● Request
Every record should be copied exactly, except that pictures are to be omitted.

● Data for processing
━━━━━━

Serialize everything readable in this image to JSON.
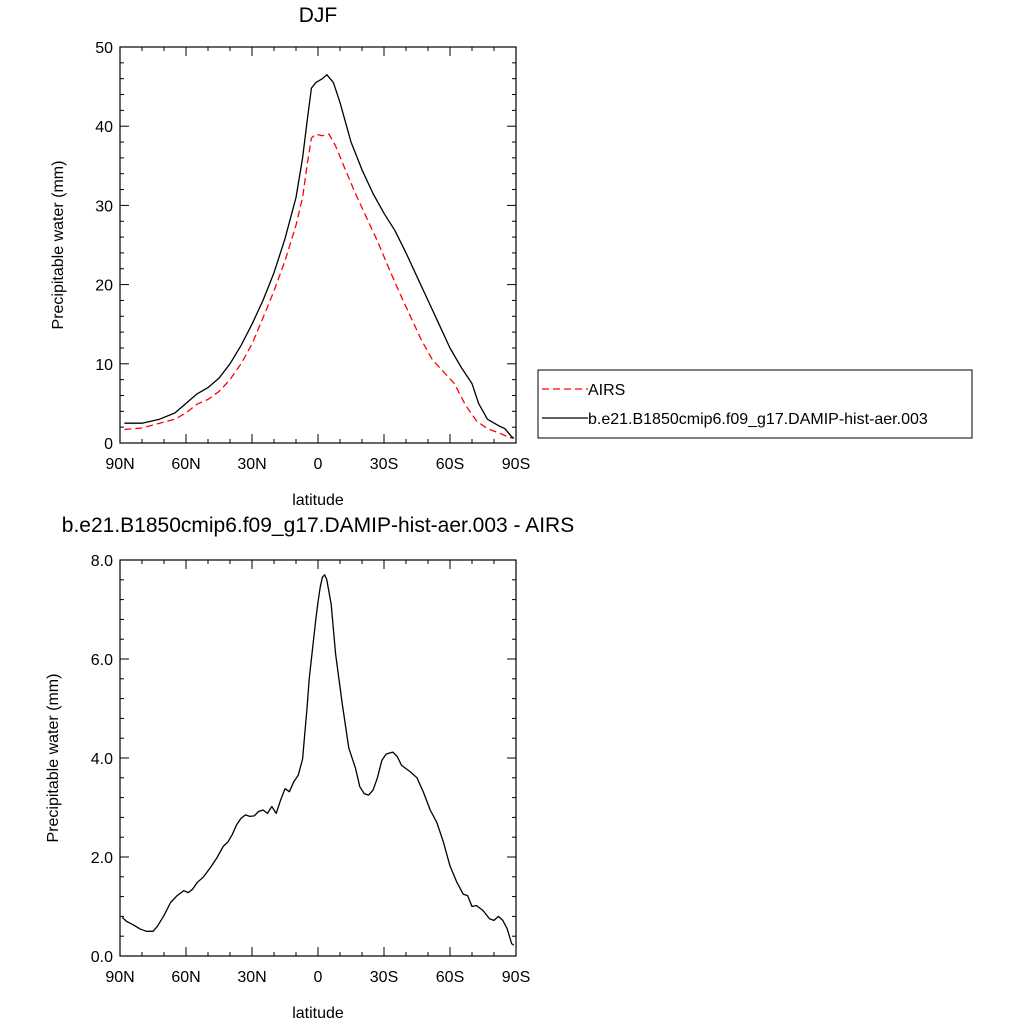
{
  "chart_data": [
    {
      "type": "line",
      "title": "DJF",
      "xlabel": "latitude",
      "ylabel": "Precipitable water (mm)",
      "xlim": [
        90,
        -90
      ],
      "ylim": [
        0,
        50
      ],
      "yticks": [
        0,
        10,
        20,
        30,
        40,
        50
      ],
      "xticks": [
        90,
        60,
        30,
        0,
        -30,
        -60,
        -90
      ],
      "xtick_labels": [
        "90N",
        "60N",
        "30N",
        "0",
        "30S",
        "60S",
        "90S"
      ],
      "grid": false,
      "legend_position": "right",
      "series": [
        {
          "name": "AIRS",
          "color": "#ff0000",
          "dash": "dashed",
          "points": [
            [
              88,
              1.7
            ],
            [
              80,
              1.9
            ],
            [
              72,
              2.5
            ],
            [
              65,
              3.0
            ],
            [
              60,
              3.8
            ],
            [
              55,
              4.9
            ],
            [
              50,
              5.5
            ],
            [
              45,
              6.5
            ],
            [
              40,
              8.0
            ],
            [
              35,
              10.0
            ],
            [
              30,
              12.5
            ],
            [
              25,
              15.8
            ],
            [
              20,
              19.2
            ],
            [
              15,
              23.0
            ],
            [
              10,
              27.5
            ],
            [
              7,
              31.0
            ],
            [
              5,
              35.0
            ],
            [
              3,
              38.5
            ],
            [
              1,
              39.0
            ],
            [
              -2,
              38.8
            ],
            [
              -5,
              39.0
            ],
            [
              -8,
              37.5
            ],
            [
              -12,
              34.8
            ],
            [
              -17,
              31.5
            ],
            [
              -22,
              28.5
            ],
            [
              -27,
              25.5
            ],
            [
              -32,
              22.2
            ],
            [
              -37,
              19.0
            ],
            [
              -42,
              16.0
            ],
            [
              -47,
              13.0
            ],
            [
              -52,
              10.5
            ],
            [
              -57,
              9.0
            ],
            [
              -62,
              7.5
            ],
            [
              -67,
              4.8
            ],
            [
              -72,
              2.8
            ],
            [
              -77,
              1.8
            ],
            [
              -82,
              1.3
            ],
            [
              -87,
              0.7
            ],
            [
              -89,
              0.6
            ]
          ]
        },
        {
          "name": "b.e21.B1850cmip6.f09_g17.DAMIP-hist-aer.003",
          "color": "#000000",
          "dash": "solid",
          "points": [
            [
              88,
              2.5
            ],
            [
              80,
              2.5
            ],
            [
              72,
              3.0
            ],
            [
              65,
              3.8
            ],
            [
              60,
              5.0
            ],
            [
              55,
              6.2
            ],
            [
              50,
              7.0
            ],
            [
              45,
              8.2
            ],
            [
              40,
              10.0
            ],
            [
              35,
              12.3
            ],
            [
              30,
              15.0
            ],
            [
              25,
              18.0
            ],
            [
              20,
              21.5
            ],
            [
              15,
              25.8
            ],
            [
              10,
              31.0
            ],
            [
              7,
              36.0
            ],
            [
              5,
              40.5
            ],
            [
              3,
              44.8
            ],
            [
              1,
              45.5
            ],
            [
              -2,
              46.0
            ],
            [
              -4,
              46.5
            ],
            [
              -7,
              45.5
            ],
            [
              -10,
              43.0
            ],
            [
              -15,
              38.0
            ],
            [
              -20,
              34.5
            ],
            [
              -25,
              31.5
            ],
            [
              -30,
              29.0
            ],
            [
              -35,
              26.8
            ],
            [
              -40,
              24.0
            ],
            [
              -45,
              21.0
            ],
            [
              -50,
              18.0
            ],
            [
              -55,
              15.0
            ],
            [
              -60,
              12.0
            ],
            [
              -65,
              9.6
            ],
            [
              -70,
              7.5
            ],
            [
              -73,
              5.0
            ],
            [
              -77,
              3.0
            ],
            [
              -82,
              2.2
            ],
            [
              -85,
              1.8
            ],
            [
              -88,
              0.8
            ],
            [
              -89,
              0.6
            ]
          ]
        }
      ]
    },
    {
      "type": "line",
      "title": "b.e21.B1850cmip6.f09_g17.DAMIP-hist-aer.003 - AIRS",
      "xlabel": "latitude",
      "ylabel": "Precipitable water (mm)",
      "xlim": [
        90,
        -90
      ],
      "ylim": [
        0,
        8
      ],
      "yticks": [
        0,
        2,
        4,
        6,
        8
      ],
      "ytick_labels": [
        "0.0",
        "2.0",
        "4.0",
        "6.0",
        "8.0"
      ],
      "xticks": [
        90,
        60,
        30,
        0,
        -30,
        -60,
        -90
      ],
      "xtick_labels": [
        "90N",
        "60N",
        "30N",
        "0",
        "30S",
        "60S",
        "90S"
      ],
      "grid": false,
      "series": [
        {
          "color": "#000000",
          "dash": "solid",
          "points": [
            [
              89,
              0.78
            ],
            [
              87,
              0.7
            ],
            [
              84,
              0.63
            ],
            [
              81,
              0.55
            ],
            [
              78,
              0.5
            ],
            [
              75,
              0.5
            ],
            [
              73,
              0.6
            ],
            [
              70,
              0.82
            ],
            [
              67,
              1.08
            ],
            [
              64,
              1.22
            ],
            [
              61,
              1.32
            ],
            [
              59,
              1.28
            ],
            [
              57,
              1.35
            ],
            [
              55,
              1.48
            ],
            [
              52,
              1.6
            ],
            [
              49,
              1.78
            ],
            [
              46,
              1.98
            ],
            [
              43,
              2.22
            ],
            [
              41,
              2.3
            ],
            [
              39,
              2.45
            ],
            [
              37,
              2.65
            ],
            [
              35,
              2.78
            ],
            [
              33,
              2.85
            ],
            [
              31,
              2.82
            ],
            [
              29,
              2.83
            ],
            [
              27,
              2.92
            ],
            [
              25,
              2.95
            ],
            [
              23,
              2.88
            ],
            [
              21,
              3.02
            ],
            [
              19,
              2.88
            ],
            [
              17,
              3.15
            ],
            [
              15,
              3.38
            ],
            [
              13,
              3.32
            ],
            [
              11,
              3.52
            ],
            [
              9,
              3.65
            ],
            [
              7,
              3.98
            ],
            [
              6,
              4.5
            ],
            [
              5,
              5.0
            ],
            [
              4,
              5.6
            ],
            [
              3,
              6.0
            ],
            [
              2,
              6.4
            ],
            [
              1,
              6.8
            ],
            [
              0,
              7.15
            ],
            [
              -1,
              7.45
            ],
            [
              -2,
              7.65
            ],
            [
              -3,
              7.7
            ],
            [
              -4,
              7.6
            ],
            [
              -6,
              7.1
            ],
            [
              -8,
              6.1
            ],
            [
              -11,
              5.1
            ],
            [
              -14,
              4.2
            ],
            [
              -17,
              3.8
            ],
            [
              -19,
              3.42
            ],
            [
              -21,
              3.28
            ],
            [
              -23,
              3.25
            ],
            [
              -25,
              3.35
            ],
            [
              -27,
              3.6
            ],
            [
              -29,
              3.95
            ],
            [
              -31,
              4.08
            ],
            [
              -34,
              4.12
            ],
            [
              -36,
              4.03
            ],
            [
              -38,
              3.85
            ],
            [
              -42,
              3.72
            ],
            [
              -45,
              3.6
            ],
            [
              -48,
              3.3
            ],
            [
              -51,
              2.95
            ],
            [
              -54,
              2.7
            ],
            [
              -57,
              2.3
            ],
            [
              -60,
              1.82
            ],
            [
              -63,
              1.5
            ],
            [
              -66,
              1.25
            ],
            [
              -68,
              1.22
            ],
            [
              -70,
              1.0
            ],
            [
              -72,
              1.02
            ],
            [
              -75,
              0.92
            ],
            [
              -78,
              0.75
            ],
            [
              -80,
              0.72
            ],
            [
              -82,
              0.8
            ],
            [
              -84,
              0.72
            ],
            [
              -86,
              0.55
            ],
            [
              -88,
              0.25
            ],
            [
              -89,
              0.22
            ]
          ]
        }
      ]
    }
  ]
}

━━━━━━

● Answer to this exercise
Serialize everything readable in this image to JSON.
{
  "chart_data": [
    {
      "type": "line",
      "title": "DJF",
      "xlabel": "latitude",
      "ylabel": "Precipitable water (mm)",
      "xlim": [
        90,
        -90
      ],
      "ylim": [
        0,
        50
      ],
      "yticks": [
        0,
        10,
        20,
        30,
        40,
        50
      ],
      "xticks": [
        90,
        60,
        30,
        0,
        -30,
        -60,
        -90
      ],
      "xtick_labels": [
        "90N",
        "60N",
        "30N",
        "0",
        "30S",
        "60S",
        "90S"
      ],
      "grid": false,
      "legend_position": "right",
      "series": [
        {
          "name": "AIRS",
          "color": "#ff0000",
          "dash": "dashed",
          "points": [
            [
              88,
              1.7
            ],
            [
              80,
              1.9
            ],
            [
              72,
              2.5
            ],
            [
              65,
              3.0
            ],
            [
              60,
              3.8
            ],
            [
              55,
              4.9
            ],
            [
              50,
              5.5
            ],
            [
              45,
              6.5
            ],
            [
              40,
              8.0
            ],
            [
              35,
              10.0
            ],
            [
              30,
              12.5
            ],
            [
              25,
              15.8
            ],
            [
              20,
              19.2
            ],
            [
              15,
              23.0
            ],
            [
              10,
              27.5
            ],
            [
              7,
              31.0
            ],
            [
              5,
              35.0
            ],
            [
              3,
              38.5
            ],
            [
              1,
              39.0
            ],
            [
              -2,
              38.8
            ],
            [
              -5,
              39.0
            ],
            [
              -8,
              37.5
            ],
            [
              -12,
              34.8
            ],
            [
              -17,
              31.5
            ],
            [
              -22,
              28.5
            ],
            [
              -27,
              25.5
            ],
            [
              -32,
              22.2
            ],
            [
              -37,
              19.0
            ],
            [
              -42,
              16.0
            ],
            [
              -47,
              13.0
            ],
            [
              -52,
              10.5
            ],
            [
              -57,
              9.0
            ],
            [
              -62,
              7.5
            ],
            [
              -67,
              4.8
            ],
            [
              -72,
              2.8
            ],
            [
              -77,
              1.8
            ],
            [
              -82,
              1.3
            ],
            [
              -87,
              0.7
            ],
            [
              -89,
              0.6
            ]
          ]
        },
        {
          "name": "b.e21.B1850cmip6.f09_g17.DAMIP-hist-aer.003",
          "color": "#000000",
          "dash": "solid",
          "points": [
            [
              88,
              2.5
            ],
            [
              80,
              2.5
            ],
            [
              72,
              3.0
            ],
            [
              65,
              3.8
            ],
            [
              60,
              5.0
            ],
            [
              55,
              6.2
            ],
            [
              50,
              7.0
            ],
            [
              45,
              8.2
            ],
            [
              40,
              10.0
            ],
            [
              35,
              12.3
            ],
            [
              30,
              15.0
            ],
            [
              25,
              18.0
            ],
            [
              20,
              21.5
            ],
            [
              15,
              25.8
            ],
            [
              10,
              31.0
            ],
            [
              7,
              36.0
            ],
            [
              5,
              40.5
            ],
            [
              3,
              44.8
            ],
            [
              1,
              45.5
            ],
            [
              -2,
              46.0
            ],
            [
              -4,
              46.5
            ],
            [
              -7,
              45.5
            ],
            [
              -10,
              43.0
            ],
            [
              -15,
              38.0
            ],
            [
              -20,
              34.5
            ],
            [
              -25,
              31.5
            ],
            [
              -30,
              29.0
            ],
            [
              -35,
              26.8
            ],
            [
              -40,
              24.0
            ],
            [
              -45,
              21.0
            ],
            [
              -50,
              18.0
            ],
            [
              -55,
              15.0
            ],
            [
              -60,
              12.0
            ],
            [
              -65,
              9.6
            ],
            [
              -70,
              7.5
            ],
            [
              -73,
              5.0
            ],
            [
              -77,
              3.0
            ],
            [
              -82,
              2.2
            ],
            [
              -85,
              1.8
            ],
            [
              -88,
              0.8
            ],
            [
              -89,
              0.6
            ]
          ]
        }
      ]
    },
    {
      "type": "line",
      "title": "b.e21.B1850cmip6.f09_g17.DAMIP-hist-aer.003 - AIRS",
      "xlabel": "latitude",
      "ylabel": "Precipitable water (mm)",
      "xlim": [
        90,
        -90
      ],
      "ylim": [
        0,
        8
      ],
      "yticks": [
        0,
        2,
        4,
        6,
        8
      ],
      "ytick_labels": [
        "0.0",
        "2.0",
        "4.0",
        "6.0",
        "8.0"
      ],
      "xticks": [
        90,
        60,
        30,
        0,
        -30,
        -60,
        -90
      ],
      "xtick_labels": [
        "90N",
        "60N",
        "30N",
        "0",
        "30S",
        "60S",
        "90S"
      ],
      "grid": false,
      "series": [
        {
          "color": "#000000",
          "dash": "solid",
          "points": [
            [
              89,
              0.78
            ],
            [
              87,
              0.7
            ],
            [
              84,
              0.63
            ],
            [
              81,
              0.55
            ],
            [
              78,
              0.5
            ],
            [
              75,
              0.5
            ],
            [
              73,
              0.6
            ],
            [
              70,
              0.82
            ],
            [
              67,
              1.08
            ],
            [
              64,
              1.22
            ],
            [
              61,
              1.32
            ],
            [
              59,
              1.28
            ],
            [
              57,
              1.35
            ],
            [
              55,
              1.48
            ],
            [
              52,
              1.6
            ],
            [
              49,
              1.78
            ],
            [
              46,
              1.98
            ],
            [
              43,
              2.22
            ],
            [
              41,
              2.3
            ],
            [
              39,
              2.45
            ],
            [
              37,
              2.65
            ],
            [
              35,
              2.78
            ],
            [
              33,
              2.85
            ],
            [
              31,
              2.82
            ],
            [
              29,
              2.83
            ],
            [
              27,
              2.92
            ],
            [
              25,
              2.95
            ],
            [
              23,
              2.88
            ],
            [
              21,
              3.02
            ],
            [
              19,
              2.88
            ],
            [
              17,
              3.15
            ],
            [
              15,
              3.38
            ],
            [
              13,
              3.32
            ],
            [
              11,
              3.52
            ],
            [
              9,
              3.65
            ],
            [
              7,
              3.98
            ],
            [
              6,
              4.5
            ],
            [
              5,
              5.0
            ],
            [
              4,
              5.6
            ],
            [
              3,
              6.0
            ],
            [
              2,
              6.4
            ],
            [
              1,
              6.8
            ],
            [
              0,
              7.15
            ],
            [
              -1,
              7.45
            ],
            [
              -2,
              7.65
            ],
            [
              -3,
              7.7
            ],
            [
              -4,
              7.6
            ],
            [
              -6,
              7.1
            ],
            [
              -8,
              6.1
            ],
            [
              -11,
              5.1
            ],
            [
              -14,
              4.2
            ],
            [
              -17,
              3.8
            ],
            [
              -19,
              3.42
            ],
            [
              -21,
              3.28
            ],
            [
              -23,
              3.25
            ],
            [
              -25,
              3.35
            ],
            [
              -27,
              3.6
            ],
            [
              -29,
              3.95
            ],
            [
              -31,
              4.08
            ],
            [
              -34,
              4.12
            ],
            [
              -36,
              4.03
            ],
            [
              -38,
              3.85
            ],
            [
              -42,
              3.72
            ],
            [
              -45,
              3.6
            ],
            [
              -48,
              3.3
            ],
            [
              -51,
              2.95
            ],
            [
              -54,
              2.7
            ],
            [
              -57,
              2.3
            ],
            [
              -60,
              1.82
            ],
            [
              -63,
              1.5
            ],
            [
              -66,
              1.25
            ],
            [
              -68,
              1.22
            ],
            [
              -70,
              1.0
            ],
            [
              -72,
              1.02
            ],
            [
              -75,
              0.92
            ],
            [
              -78,
              0.75
            ],
            [
              -80,
              0.72
            ],
            [
              -82,
              0.8
            ],
            [
              -84,
              0.72
            ],
            [
              -86,
              0.55
            ],
            [
              -88,
              0.25
            ],
            [
              -89,
              0.22
            ]
          ]
        }
      ]
    }
  ]
}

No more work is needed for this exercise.